- Aim of the exercise
Gather each line of the records where "FISCAL" appears.
# # # #
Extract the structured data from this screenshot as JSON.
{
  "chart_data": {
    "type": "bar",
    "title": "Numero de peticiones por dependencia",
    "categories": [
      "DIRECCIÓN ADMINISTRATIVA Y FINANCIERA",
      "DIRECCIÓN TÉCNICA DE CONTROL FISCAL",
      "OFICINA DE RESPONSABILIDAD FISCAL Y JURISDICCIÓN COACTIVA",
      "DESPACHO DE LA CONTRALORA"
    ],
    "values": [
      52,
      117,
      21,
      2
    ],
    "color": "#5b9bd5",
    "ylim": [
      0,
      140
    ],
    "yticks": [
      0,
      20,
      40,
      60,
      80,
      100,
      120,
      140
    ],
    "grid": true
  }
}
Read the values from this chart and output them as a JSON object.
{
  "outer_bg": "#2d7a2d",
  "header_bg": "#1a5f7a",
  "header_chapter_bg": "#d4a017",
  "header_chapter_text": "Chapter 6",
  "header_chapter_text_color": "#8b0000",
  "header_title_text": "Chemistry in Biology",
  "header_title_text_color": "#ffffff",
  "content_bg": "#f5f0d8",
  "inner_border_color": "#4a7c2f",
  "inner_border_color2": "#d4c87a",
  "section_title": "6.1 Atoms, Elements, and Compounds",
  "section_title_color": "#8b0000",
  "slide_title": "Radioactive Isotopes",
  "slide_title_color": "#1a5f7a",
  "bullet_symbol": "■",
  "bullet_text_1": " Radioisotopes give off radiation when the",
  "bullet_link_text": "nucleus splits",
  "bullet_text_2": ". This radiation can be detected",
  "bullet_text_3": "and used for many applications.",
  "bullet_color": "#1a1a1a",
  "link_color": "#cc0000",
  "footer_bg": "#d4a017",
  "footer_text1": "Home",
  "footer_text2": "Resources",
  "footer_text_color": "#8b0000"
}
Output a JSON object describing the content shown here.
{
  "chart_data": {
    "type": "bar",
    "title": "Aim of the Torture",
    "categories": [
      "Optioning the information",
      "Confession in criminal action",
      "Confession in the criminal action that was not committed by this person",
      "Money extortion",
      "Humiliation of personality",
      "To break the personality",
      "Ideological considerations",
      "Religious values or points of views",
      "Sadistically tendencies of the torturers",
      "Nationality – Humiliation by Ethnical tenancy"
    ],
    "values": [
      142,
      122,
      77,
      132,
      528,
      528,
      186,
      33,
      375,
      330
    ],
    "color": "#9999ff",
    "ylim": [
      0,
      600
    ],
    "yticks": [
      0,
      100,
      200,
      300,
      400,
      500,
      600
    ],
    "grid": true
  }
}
# # # #
- Final answer
      "DIRECCIÓN TÉCNICA DE CONTROL FISCAL",
      "OFICINA DE RESPONSABILIDAD FISCAL Y JURISDICCIÓN COACTIVA",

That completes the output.